### Exercise details
All entries are to be given again verbatim.

### Supplied data
┄┄┄┄┄┄┄┄┄┄┄┄┄┄┄┄┄┄┄┄

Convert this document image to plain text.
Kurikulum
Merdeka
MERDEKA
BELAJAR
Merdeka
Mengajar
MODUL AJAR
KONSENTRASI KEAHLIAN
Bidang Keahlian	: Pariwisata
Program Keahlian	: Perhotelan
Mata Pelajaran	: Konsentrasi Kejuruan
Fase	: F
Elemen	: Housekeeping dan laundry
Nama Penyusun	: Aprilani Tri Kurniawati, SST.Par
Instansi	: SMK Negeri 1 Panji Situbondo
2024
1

┄┄┄┄┄┄┄┄┄┄┄┄┄┄┄┄┄┄┄┄

### Solution to the exercise
Convert this document image to plain text.
Kurikulum
Merdeka
MERDEKA
BELAJAR
Merdeka
Mengajar
MODUL AJAR
KONSENTRASI KEAHLIAN
Bidang Keahlian	: Pariwisata
Program Keahlian	: Perhotelan
Mata Pelajaran	: Konsentrasi Kejuruan
Fase	: F
Elemen	: Housekeeping dan laundry
Nama Penyusun	: Aprilani Tri Kurniawati, SST.Par
Instansi	: SMK Negeri 1 Panji Situbondo
2024
1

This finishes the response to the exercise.